Source extract
--------------------------------

# I.o.o.f



## Squared_Away (Oct 25, 2013)

What are your thoughts/views of the Independent Order of Odd Fellows?


~Open Minded~


----------



## Brother_Steve (Oct 25, 2013)

My first experience with I.O.O.F. was seeing their regalia on American Pickers.

I never heard of them until then.


----------



## MarkR (Oct 26, 2013)

I've heard of them, there used to be a Lodge here in town but it's long gone.  I really have no opinion since I know so little about them.


----------



## Blake Bowden (Oct 26, 2013)

Thought about petitioning them, but went Elks instead.


----------



## Squared_Away (Oct 26, 2013)

Blake Bowden said:


> Thought about petitioning them, but went Elks instead.



How are you liking it?


~Open Minded~


----------



## dfreybur (Oct 28, 2013)

When I decided to join an order I spent several days writing names onto a list.  Any order whose name I didn't write down I didn't investigate.  I'd heard of the Odd Fellows in the past but didn't think of them during those several days so I didn't consider them.

I've met several Odd Fellows over the years.  Great folks.  Their order has always been similar to Masonry (no shared roots) but smaller than Masonry.  When fraternities in general declined in popularity they were hurt much worse by the trend than we were.


----------



## Squared_Away (Oct 28, 2013)

--------------------------------

Objective A
Summarize the Odd Fellows thread in three sentences.
Objective B
According to the Odd Fellows thread, where did Brother_Steve first see I.O.O.F. regalia?
Objective C
Please update the Odd Fellows thread starting at "I never heard" and ending at "little about them.", with "Lodge" changed to "hall".

--------------------------------

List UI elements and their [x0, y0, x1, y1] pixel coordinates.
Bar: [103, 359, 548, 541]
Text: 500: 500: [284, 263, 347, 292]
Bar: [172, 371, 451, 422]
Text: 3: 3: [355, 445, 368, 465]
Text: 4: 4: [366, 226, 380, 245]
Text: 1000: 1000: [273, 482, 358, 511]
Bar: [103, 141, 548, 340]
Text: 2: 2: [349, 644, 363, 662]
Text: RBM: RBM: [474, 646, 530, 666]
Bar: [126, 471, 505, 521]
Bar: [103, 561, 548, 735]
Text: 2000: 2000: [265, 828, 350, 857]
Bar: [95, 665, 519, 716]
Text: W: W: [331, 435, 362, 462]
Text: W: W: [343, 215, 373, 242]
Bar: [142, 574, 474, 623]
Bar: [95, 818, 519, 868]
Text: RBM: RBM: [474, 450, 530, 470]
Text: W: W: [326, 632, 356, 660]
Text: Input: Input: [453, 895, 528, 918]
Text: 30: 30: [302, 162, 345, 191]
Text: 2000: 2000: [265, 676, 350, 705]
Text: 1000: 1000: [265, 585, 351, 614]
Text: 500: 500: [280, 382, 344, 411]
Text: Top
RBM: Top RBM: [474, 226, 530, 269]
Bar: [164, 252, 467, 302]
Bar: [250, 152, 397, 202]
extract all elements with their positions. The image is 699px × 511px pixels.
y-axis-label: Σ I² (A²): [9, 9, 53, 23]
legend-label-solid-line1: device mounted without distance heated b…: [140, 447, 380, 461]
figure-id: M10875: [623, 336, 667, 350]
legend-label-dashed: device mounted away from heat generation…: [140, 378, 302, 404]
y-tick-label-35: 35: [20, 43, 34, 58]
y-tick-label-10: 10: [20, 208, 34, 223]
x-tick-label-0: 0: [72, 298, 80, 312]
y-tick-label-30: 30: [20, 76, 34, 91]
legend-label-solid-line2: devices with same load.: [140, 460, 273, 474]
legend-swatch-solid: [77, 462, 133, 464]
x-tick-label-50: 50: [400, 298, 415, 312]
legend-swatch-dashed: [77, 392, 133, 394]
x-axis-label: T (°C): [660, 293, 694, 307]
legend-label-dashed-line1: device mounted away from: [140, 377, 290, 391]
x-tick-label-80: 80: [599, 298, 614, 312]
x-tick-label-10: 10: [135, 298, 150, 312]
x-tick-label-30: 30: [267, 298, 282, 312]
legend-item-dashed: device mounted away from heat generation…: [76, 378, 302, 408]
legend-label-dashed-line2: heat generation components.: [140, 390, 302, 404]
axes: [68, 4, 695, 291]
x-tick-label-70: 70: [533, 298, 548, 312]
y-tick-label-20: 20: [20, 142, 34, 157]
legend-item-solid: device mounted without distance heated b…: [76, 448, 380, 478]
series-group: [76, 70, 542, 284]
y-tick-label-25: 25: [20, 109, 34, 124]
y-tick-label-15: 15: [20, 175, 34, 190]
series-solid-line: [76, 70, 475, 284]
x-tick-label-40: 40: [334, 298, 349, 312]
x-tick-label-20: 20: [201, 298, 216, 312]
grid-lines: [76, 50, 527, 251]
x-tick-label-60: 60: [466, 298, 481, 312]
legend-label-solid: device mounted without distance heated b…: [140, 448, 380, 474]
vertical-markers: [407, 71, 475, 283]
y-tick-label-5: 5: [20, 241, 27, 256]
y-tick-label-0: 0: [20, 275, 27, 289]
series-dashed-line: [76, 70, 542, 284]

--------------------------------

Task output A
A forum member asks for views of the Independent Order of Odd Fellows. One reply says he first saw their regalia on American Pickers, another says a Lodge in town is long gone and he has no opinion, and another says he thought about petitioning them but went Elks instead. dfreybur says he didn't consider them when choosing an order, has met several Odd Fellows and calls them great folks, and says their order is similar to but smaller than Masonry and was hurt much worse by the decline of fraternities.

Task output B
On American Pickers.

Task output C
I never heard of them until then.


----------



## MarkR (Oct 26, 2013)

I've heard of them, there used to be a hall here in town but it's long gone.  I really have no opinion since I know so little about them.